Extracted data entries:
☆ ☆ ☆
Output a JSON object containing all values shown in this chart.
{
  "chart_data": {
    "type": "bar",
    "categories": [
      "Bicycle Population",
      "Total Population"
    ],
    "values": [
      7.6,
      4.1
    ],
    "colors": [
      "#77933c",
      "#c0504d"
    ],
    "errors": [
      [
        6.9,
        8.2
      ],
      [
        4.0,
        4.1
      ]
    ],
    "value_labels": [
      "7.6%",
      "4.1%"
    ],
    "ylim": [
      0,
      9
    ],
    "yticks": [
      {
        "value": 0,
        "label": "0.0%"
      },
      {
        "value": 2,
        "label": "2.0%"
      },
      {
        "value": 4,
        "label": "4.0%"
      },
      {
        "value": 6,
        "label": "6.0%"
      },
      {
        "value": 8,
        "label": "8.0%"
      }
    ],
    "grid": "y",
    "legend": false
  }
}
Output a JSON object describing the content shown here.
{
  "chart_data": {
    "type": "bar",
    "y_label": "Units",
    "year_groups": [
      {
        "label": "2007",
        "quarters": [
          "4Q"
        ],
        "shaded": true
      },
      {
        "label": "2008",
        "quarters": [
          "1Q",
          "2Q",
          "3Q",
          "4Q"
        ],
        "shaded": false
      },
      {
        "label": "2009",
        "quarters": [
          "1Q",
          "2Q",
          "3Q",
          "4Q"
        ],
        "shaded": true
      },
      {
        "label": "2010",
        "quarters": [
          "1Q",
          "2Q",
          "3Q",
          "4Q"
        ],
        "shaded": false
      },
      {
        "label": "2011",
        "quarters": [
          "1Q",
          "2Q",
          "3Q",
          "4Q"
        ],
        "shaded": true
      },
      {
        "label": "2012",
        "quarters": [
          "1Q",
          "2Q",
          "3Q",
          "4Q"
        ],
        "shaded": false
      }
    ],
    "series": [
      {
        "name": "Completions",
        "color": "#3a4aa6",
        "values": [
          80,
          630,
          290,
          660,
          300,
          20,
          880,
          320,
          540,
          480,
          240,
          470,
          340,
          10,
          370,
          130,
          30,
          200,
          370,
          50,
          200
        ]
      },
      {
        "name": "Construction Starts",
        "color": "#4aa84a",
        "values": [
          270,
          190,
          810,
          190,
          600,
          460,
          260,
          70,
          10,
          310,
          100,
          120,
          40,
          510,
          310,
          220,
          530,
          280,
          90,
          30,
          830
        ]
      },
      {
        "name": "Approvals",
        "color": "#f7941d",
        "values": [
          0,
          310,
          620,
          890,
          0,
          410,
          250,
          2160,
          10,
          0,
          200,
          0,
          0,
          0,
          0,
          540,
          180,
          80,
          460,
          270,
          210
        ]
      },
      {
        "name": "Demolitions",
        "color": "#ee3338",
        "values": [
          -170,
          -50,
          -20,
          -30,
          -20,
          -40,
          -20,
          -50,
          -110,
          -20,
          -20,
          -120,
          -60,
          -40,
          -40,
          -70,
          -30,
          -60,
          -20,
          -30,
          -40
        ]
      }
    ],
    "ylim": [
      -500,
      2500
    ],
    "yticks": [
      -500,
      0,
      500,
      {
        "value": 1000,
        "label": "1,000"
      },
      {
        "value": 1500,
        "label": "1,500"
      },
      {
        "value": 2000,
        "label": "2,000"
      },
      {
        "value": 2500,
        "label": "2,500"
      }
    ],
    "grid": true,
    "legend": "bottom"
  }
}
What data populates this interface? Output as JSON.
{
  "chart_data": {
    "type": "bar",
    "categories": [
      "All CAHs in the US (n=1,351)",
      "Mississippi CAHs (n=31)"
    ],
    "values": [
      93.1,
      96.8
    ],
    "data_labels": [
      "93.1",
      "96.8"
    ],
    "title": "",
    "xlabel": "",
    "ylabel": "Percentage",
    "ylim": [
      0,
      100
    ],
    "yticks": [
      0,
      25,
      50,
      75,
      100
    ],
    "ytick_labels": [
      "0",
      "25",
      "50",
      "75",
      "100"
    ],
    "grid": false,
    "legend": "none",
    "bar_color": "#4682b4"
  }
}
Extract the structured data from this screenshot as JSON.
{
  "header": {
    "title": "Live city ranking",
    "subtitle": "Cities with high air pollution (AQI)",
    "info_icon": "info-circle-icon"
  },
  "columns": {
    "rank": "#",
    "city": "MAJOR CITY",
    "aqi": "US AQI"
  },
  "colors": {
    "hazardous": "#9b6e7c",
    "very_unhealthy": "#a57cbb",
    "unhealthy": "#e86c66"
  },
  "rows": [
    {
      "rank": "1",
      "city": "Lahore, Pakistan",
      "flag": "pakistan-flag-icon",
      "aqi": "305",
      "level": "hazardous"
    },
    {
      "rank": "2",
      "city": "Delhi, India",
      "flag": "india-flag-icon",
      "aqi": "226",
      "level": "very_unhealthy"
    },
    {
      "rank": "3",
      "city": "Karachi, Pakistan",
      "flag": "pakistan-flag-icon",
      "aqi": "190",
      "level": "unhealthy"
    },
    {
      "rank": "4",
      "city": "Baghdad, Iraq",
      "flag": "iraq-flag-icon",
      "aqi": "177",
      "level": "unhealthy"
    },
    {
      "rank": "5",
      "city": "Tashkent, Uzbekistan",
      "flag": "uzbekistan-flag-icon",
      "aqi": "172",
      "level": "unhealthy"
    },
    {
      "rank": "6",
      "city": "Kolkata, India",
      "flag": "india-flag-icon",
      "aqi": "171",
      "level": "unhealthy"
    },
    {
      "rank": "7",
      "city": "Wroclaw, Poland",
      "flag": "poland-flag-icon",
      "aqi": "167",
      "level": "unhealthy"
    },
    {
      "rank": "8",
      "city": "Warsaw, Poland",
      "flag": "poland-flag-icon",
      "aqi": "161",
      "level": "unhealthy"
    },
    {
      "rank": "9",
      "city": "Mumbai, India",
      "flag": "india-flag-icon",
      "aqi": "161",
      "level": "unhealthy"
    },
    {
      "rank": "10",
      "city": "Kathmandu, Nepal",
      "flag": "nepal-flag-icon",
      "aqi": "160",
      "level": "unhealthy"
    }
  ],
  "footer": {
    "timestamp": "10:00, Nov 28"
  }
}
☆ ☆ ☆
Written instruction —
Retype the whole listing above exactly.

The reply —
Output a JSON object containing all values shown in this chart.
{
  "chart_data": {
    "type": "bar",
    "categories": [
      "Bicycle Population",
      "Total Population"
    ],
    "values": [
      7.6,
      4.1
    ],
    "colors": [
      "#77933c",
      "#c0504d"
    ],
    "errors": [
      [
        6.9,
        8.2
      ],
      [
        4.0,
        4.1
      ]
    ],
    "value_labels": [
      "7.6%",
      "4.1%"
    ],
    "ylim": [
      0,
      9
    ],
    "yticks": [
      {
        "value": 0,
        "label": "0.0%"
      },
      {
        "value": 2,
        "label": "2.0%"
      },
      {
        "value": 4,
        "label": "4.0%"
      },
      {
        "value": 6,
        "label": "6.0%"
      },
      {
        "value": 8,
        "label": "8.0%"
      }
    ],
    "grid": "y",
    "legend": false
  }
}
Output a JSON object describing the content shown here.
{
  "chart_data": {
    "type": "bar",
    "y_label": "Units",
    "year_groups": [
      {
        "label": "2007",
        "quarters": [
          "4Q"
        ],
        "shaded": true
      },
      {
        "label": "2008",
        "quarters": [
          "1Q",
          "2Q",
          "3Q",
          "4Q"
        ],
        "shaded": false
      },
      {
        "label": "2009",
        "quarters": [
          "1Q",
          "2Q",
          "3Q",
          "4Q"
        ],
        "shaded": true
      },
      {
        "label": "2010",
        "quarters": [
          "1Q",
          "2Q",
          "3Q",
          "4Q"
        ],
        "shaded": false
      },
      {
        "label": "2011",
        "quarters": [
          "1Q",
          "2Q",
          "3Q",
          "4Q"
        ],
        "shaded": true
      },
      {
        "label": "2012",
        "quarters": [
          "1Q",
          "2Q",
          "3Q",
          "4Q"
        ],
        "shaded": false
      }
    ],
    "series": [
      {
        "name": "Completions",
        "color": "#3a4aa6",
        "values": [
          80,
          630,
          290,
          660,
          300,
          20,
          880,
          320,
          540,
          480,
          240,
          470,
          340,
          10,
          370,
          130,
          30,
          200,
          370,
          50,
          200
        ]
      },
      {
        "name": "Construction Starts",
        "color": "#4aa84a",
        "values": [
          270,
          190,
          810,
          190,
          600,
          460,
          260,
          70,
          10,
          310,
          100,
          120,
          40,
          510,
          310,
          220,
          530,
          280,
          90,
          30,
          830
        ]
      },
      {
        "name": "Approvals",
        "color": "#f7941d",
        "values": [
          0,
          310,
          620,
          890,
          0,
          410,
          250,
          2160,
          10,
          0,
          200,
          0,
          0,
          0,
          0,
          540,
          180,
          80,
          460,
          270,
          210
        ]
      },
      {
        "name": "Demolitions",
        "color": "#ee3338",
        "values": [
          -170,
          -50,
          -20,
          -30,
          -20,
          -40,
          -20,
          -50,
          -110,
          -20,
          -20,
          -120,
          -60,
          -40,
          -40,
          -70,
          -30,
          -60,
          -20,
          -30,
          -40
        ]
      }
    ],
    "ylim": [
      -500,
      2500
    ],
    "yticks": [
      -500,
      0,
      500,
      {
        "value": 1000,
        "label": "1,000"
      },
      {
        "value": 1500,
        "label": "1,500"
      },
      {
        "value": 2000,
        "label": "2,000"
      },
      {
        "value": 2500,
        "label": "2,500"
      }
    ],
    "grid": true,
    "legend": "bottom"
  }
}
What data populates this interface? Output as JSON.
{
  "chart_data": {
    "type": "bar",
    "categories": [
      "All CAHs in the US (n=1,351)",
      "Mississippi CAHs (n=31)"
    ],
    "values": [
      93.1,
      96.8
    ],
    "data_labels": [
      "93.1",
      "96.8"
    ],
    "title": "",
    "xlabel": "",
    "ylabel": "Percentage",
    "ylim": [
      0,
      100
    ],
    "yticks": [
      0,
      25,
      50,
      75,
      100
    ],
    "ytick_labels": [
      "0",
      "25",
      "50",
      "75",
      "100"
    ],
    "grid": false,
    "legend": "none",
    "bar_color": "#4682b4"
  }
}
Extract the structured data from this screenshot as JSON.
{
  "header": {
    "title": "Live city ranking",
    "subtitle": "Cities with high air pollution (AQI)",
    "info_icon": "info-circle-icon"
  },
  "columns": {
    "rank": "#",
    "city": "MAJOR CITY",
    "aqi": "US AQI"
  },
  "colors": {
    "hazardous": "#9b6e7c",
    "very_unhealthy": "#a57cbb",
    "unhealthy": "#e86c66"
  },
  "rows": [
    {
      "rank": "1",
      "city": "Lahore, Pakistan",
      "flag": "pakistan-flag-icon",
      "aqi": "305",
      "level": "hazardous"
    },
    {
      "rank": "2",
      "city": "Delhi, India",
      "flag": "india-flag-icon",
      "aqi": "226",
      "level": "very_unhealthy"
    },
    {
      "rank": "3",
      "city": "Karachi, Pakistan",
      "flag": "pakistan-flag-icon",
      "aqi": "190",
      "level": "unhealthy"
    },
    {
      "rank": "4",
      "city": "Baghdad, Iraq",
      "flag": "iraq-flag-icon",
      "aqi": "177",
      "level": "unhealthy"
    },
    {
      "rank": "5",
      "city": "Tashkent, Uzbekistan",
      "flag": "uzbekistan-flag-icon",
      "aqi": "172",
      "level": "unhealthy"
    },
    {
      "rank": "6",
      "city": "Kolkata, India",
      "flag": "india-flag-icon",
      "aqi": "171",
      "level": "unhealthy"
    },
    {
      "rank": "7",
      "city": "Wroclaw, Poland",
      "flag": "poland-flag-icon",
      "aqi": "167",
      "level": "unhealthy"
    },
    {
      "rank": "8",
      "city": "Warsaw, Poland",
      "flag": "poland-flag-icon",
      "aqi": "161",
      "level": "unhealthy"
    },
    {
      "rank": "9",
      "city": "Mumbai, India",
      "flag": "india-flag-icon",
      "aqi": "161",
      "level": "unhealthy"
    },
    {
      "rank": "10",
      "city": "Kathmandu, Nepal",
      "flag": "nepal-flag-icon",
      "aqi": "160",
      "level": "unhealthy"
    }
  ],
  "footer": {
    "timestamp": "10:00, Nov 28"
  }
}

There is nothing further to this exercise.